* [TASK TO COMPLETE]:
Extract the full set of records, then give each one again exactly.

[Figure dataset records]

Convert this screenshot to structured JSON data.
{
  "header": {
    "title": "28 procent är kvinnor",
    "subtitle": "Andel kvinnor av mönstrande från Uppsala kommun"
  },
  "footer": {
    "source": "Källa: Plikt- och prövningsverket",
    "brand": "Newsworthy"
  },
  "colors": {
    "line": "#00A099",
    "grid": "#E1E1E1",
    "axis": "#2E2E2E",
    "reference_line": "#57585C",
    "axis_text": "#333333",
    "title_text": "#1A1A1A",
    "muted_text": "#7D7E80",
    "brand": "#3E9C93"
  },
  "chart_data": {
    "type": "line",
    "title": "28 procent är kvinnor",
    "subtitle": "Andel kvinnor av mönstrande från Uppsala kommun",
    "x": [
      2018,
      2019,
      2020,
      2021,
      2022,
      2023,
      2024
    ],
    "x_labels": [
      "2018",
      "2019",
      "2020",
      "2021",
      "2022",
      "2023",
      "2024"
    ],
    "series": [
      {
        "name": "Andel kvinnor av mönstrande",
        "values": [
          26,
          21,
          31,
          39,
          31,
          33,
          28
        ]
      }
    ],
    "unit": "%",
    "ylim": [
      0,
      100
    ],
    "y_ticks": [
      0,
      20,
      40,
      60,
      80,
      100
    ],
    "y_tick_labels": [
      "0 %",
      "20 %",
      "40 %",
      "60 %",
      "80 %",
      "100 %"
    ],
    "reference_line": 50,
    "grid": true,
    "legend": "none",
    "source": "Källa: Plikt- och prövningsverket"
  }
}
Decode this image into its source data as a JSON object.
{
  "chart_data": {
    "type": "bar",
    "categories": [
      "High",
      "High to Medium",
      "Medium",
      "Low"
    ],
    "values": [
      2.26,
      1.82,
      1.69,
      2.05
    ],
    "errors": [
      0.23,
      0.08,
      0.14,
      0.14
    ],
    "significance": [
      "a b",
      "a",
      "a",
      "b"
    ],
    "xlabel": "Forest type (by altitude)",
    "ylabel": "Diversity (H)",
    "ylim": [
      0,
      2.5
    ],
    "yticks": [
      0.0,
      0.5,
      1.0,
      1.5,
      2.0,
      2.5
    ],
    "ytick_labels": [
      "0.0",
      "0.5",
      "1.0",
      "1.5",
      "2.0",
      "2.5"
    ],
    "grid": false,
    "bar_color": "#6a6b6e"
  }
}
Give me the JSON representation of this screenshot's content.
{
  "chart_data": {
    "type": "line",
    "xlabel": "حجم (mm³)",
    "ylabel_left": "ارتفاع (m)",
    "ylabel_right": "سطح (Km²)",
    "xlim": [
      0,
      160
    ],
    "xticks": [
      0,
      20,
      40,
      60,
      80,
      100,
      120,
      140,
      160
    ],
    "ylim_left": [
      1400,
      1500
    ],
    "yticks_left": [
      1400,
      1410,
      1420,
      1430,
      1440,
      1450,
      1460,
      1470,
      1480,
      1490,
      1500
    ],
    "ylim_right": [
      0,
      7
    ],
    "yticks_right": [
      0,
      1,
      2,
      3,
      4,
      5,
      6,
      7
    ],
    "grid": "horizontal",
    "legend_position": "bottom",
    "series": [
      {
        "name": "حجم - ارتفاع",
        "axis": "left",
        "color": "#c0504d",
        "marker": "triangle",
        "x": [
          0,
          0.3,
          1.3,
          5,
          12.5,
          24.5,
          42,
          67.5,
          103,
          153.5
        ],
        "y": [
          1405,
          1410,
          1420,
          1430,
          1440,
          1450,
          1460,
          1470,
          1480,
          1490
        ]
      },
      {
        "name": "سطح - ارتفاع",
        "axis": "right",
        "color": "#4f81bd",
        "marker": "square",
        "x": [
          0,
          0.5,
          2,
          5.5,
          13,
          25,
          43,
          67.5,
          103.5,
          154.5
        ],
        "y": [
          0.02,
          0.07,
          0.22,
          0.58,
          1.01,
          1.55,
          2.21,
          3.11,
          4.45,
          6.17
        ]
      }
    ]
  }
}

* [RESULT FOR THIS EXERCISE]:
Convert this screenshot to structured JSON data.
{
  "header": {
    "title": "28 procent är kvinnor",
    "subtitle": "Andel kvinnor av mönstrande från Uppsala kommun"
  },
  "footer": {
    "source": "Källa: Plikt- och prövningsverket",
    "brand": "Newsworthy"
  },
  "colors": {
    "line": "#00A099",
    "grid": "#E1E1E1",
    "axis": "#2E2E2E",
    "reference_line": "#57585C",
    "axis_text": "#333333",
    "title_text": "#1A1A1A",
    "muted_text": "#7D7E80",
    "brand": "#3E9C93"
  },
  "chart_data": {
    "type": "line",
    "title": "28 procent är kvinnor",
    "subtitle": "Andel kvinnor av mönstrande från Uppsala kommun",
    "x": [
      2018,
      2019,
      2020,
      2021,
      2022,
      2023,
      2024
    ],
    "x_labels": [
      "2018",
      "2019",
      "2020",
      "2021",
      "2022",
      "2023",
      "2024"
    ],
    "series": [
      {
        "name": "Andel kvinnor av mönstrande",
        "values": [
          26,
          21,
          31,
          39,
          31,
          33,
          28
        ]
      }
    ],
    "unit": "%",
    "ylim": [
      0,
      100
    ],
    "y_ticks": [
      0,
      20,
      40,
      60,
      80,
      100
    ],
    "y_tick_labels": [
      "0 %",
      "20 %",
      "40 %",
      "60 %",
      "80 %",
      "100 %"
    ],
    "reference_line": 50,
    "grid": true,
    "legend": "none",
    "source": "Källa: Plikt- och prövningsverket"
  }
}
Decode this image into its source data as a JSON object.
{
  "chart_data": {
    "type": "bar",
    "categories": [
      "High",
      "High to Medium",
      "Medium",
      "Low"
    ],
    "values": [
      2.26,
      1.82,
      1.69,
      2.05
    ],
    "errors": [
      0.23,
      0.08,
      0.14,
      0.14
    ],
    "significance": [
      "a b",
      "a",
      "a",
      "b"
    ],
    "xlabel": "Forest type (by altitude)",
    "ylabel": "Diversity (H)",
    "ylim": [
      0,
      2.5
    ],
    "yticks": [
      0.0,
      0.5,
      1.0,
      1.5,
      2.0,
      2.5
    ],
    "ytick_labels": [
      "0.0",
      "0.5",
      "1.0",
      "1.5",
      "2.0",
      "2.5"
    ],
    "grid": false,
    "bar_color": "#6a6b6e"
  }
}
Give me the JSON representation of this screenshot's content.
{
  "chart_data": {
    "type": "line",
    "xlabel": "حجم (mm³)",
    "ylabel_left": "ارتفاع (m)",
    "ylabel_right": "سطح (Km²)",
    "xlim": [
      0,
      160
    ],
    "xticks": [
      0,
      20,
      40,
      60,
      80,
      100,
      120,
      140,
      160
    ],
    "ylim_left": [
      1400,
      1500
    ],
    "yticks_left": [
      1400,
      1410,
      1420,
      1430,
      1440,
      1450,
      1460,
      1470,
      1480,
      1490,
      1500
    ],
    "ylim_right": [
      0,
      7
    ],
    "yticks_right": [
      0,
      1,
      2,
      3,
      4,
      5,
      6,
      7
    ],
    "grid": "horizontal",
    "legend_position": "bottom",
    "series": [
      {
        "name": "حجم - ارتفاع",
        "axis": "left",
        "color": "#c0504d",
        "marker": "triangle",
        "x": [
          0,
          0.3,
          1.3,
          5,
          12.5,
          24.5,
          42,
          67.5,
          103,
          153.5
        ],
        "y": [
          1405,
          1410,
          1420,
          1430,
          1440,
          1450,
          1460,
          1470,
          1480,
          1490
        ]
      },
      {
        "name": "سطح - ارتفاع",
        "axis": "right",
        "color": "#4f81bd",
        "marker": "square",
        "x": [
          0,
          0.5,
          2,
          5.5,
          13,
          25,
          43,
          67.5,
          103.5,
          154.5
        ],
        "y": [
          0.02,
          0.07,
          0.22,
          0.58,
          1.01,
          1.55,
          2.21,
          3.11,
          4.45,
          6.17
        ]
      }
    ]
  }
}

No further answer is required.